RECORD LIST

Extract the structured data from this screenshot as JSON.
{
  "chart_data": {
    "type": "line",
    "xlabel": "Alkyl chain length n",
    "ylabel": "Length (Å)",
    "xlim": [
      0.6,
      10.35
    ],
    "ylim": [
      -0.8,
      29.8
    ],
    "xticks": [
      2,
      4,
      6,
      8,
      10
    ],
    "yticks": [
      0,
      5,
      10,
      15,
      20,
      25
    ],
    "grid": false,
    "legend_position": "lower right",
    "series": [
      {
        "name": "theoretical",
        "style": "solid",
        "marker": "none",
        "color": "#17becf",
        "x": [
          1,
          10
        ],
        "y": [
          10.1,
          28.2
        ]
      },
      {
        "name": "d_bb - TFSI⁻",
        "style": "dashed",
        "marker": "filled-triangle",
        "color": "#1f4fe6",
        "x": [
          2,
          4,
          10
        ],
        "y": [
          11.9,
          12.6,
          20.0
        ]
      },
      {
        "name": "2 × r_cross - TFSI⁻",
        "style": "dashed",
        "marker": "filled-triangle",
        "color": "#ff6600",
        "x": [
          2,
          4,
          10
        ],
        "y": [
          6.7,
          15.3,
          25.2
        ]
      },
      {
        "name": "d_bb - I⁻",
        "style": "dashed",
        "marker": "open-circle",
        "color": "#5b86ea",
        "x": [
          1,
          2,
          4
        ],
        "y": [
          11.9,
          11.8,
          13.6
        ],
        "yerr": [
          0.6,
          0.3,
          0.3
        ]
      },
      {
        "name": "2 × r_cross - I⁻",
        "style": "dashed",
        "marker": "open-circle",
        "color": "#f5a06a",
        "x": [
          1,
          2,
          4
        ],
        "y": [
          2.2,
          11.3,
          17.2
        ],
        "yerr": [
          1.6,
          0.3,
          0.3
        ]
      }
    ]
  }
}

REQUEST
All of the entries above need to be reproduced exactly.

RESPONSE TO THE EXERCISE
Extract the structured data from this screenshot as JSON.
{
  "chart_data": {
    "type": "line",
    "xlabel": "Alkyl chain length n",
    "ylabel": "Length (Å)",
    "xlim": [
      0.6,
      10.35
    ],
    "ylim": [
      -0.8,
      29.8
    ],
    "xticks": [
      2,
      4,
      6,
      8,
      10
    ],
    "yticks": [
      0,
      5,
      10,
      15,
      20,
      25
    ],
    "grid": false,
    "legend_position": "lower right",
    "series": [
      {
        "name": "theoretical",
        "style": "solid",
        "marker": "none",
        "color": "#17becf",
        "x": [
          1,
          10
        ],
        "y": [
          10.1,
          28.2
        ]
      },
      {
        "name": "d_bb - TFSI⁻",
        "style": "dashed",
        "marker": "filled-triangle",
        "color": "#1f4fe6",
        "x": [
          2,
          4,
          10
        ],
        "y": [
          11.9,
          12.6,
          20.0
        ]
      },
      {
        "name": "2 × r_cross - TFSI⁻",
        "style": "dashed",
        "marker": "filled-triangle",
        "color": "#ff6600",
        "x": [
          2,
          4,
          10
        ],
        "y": [
          6.7,
          15.3,
          25.2
        ]
      },
      {
        "name": "d_bb - I⁻",
        "style": "dashed",
        "marker": "open-circle",
        "color": "#5b86ea",
        "x": [
          1,
          2,
          4
        ],
        "y": [
          11.9,
          11.8,
          13.6
        ],
        "yerr": [
          0.6,
          0.3,
          0.3
        ]
      },
      {
        "name": "2 × r_cross - I⁻",
        "style": "dashed",
        "marker": "open-circle",
        "color": "#f5a06a",
        "x": [
          1,
          2,
          4
        ],
        "y": [
          2.2,
          11.3,
          17.2
        ],
        "yerr": [
          1.6,
          0.3,
          0.3
        ]
      }
    ]
  }
}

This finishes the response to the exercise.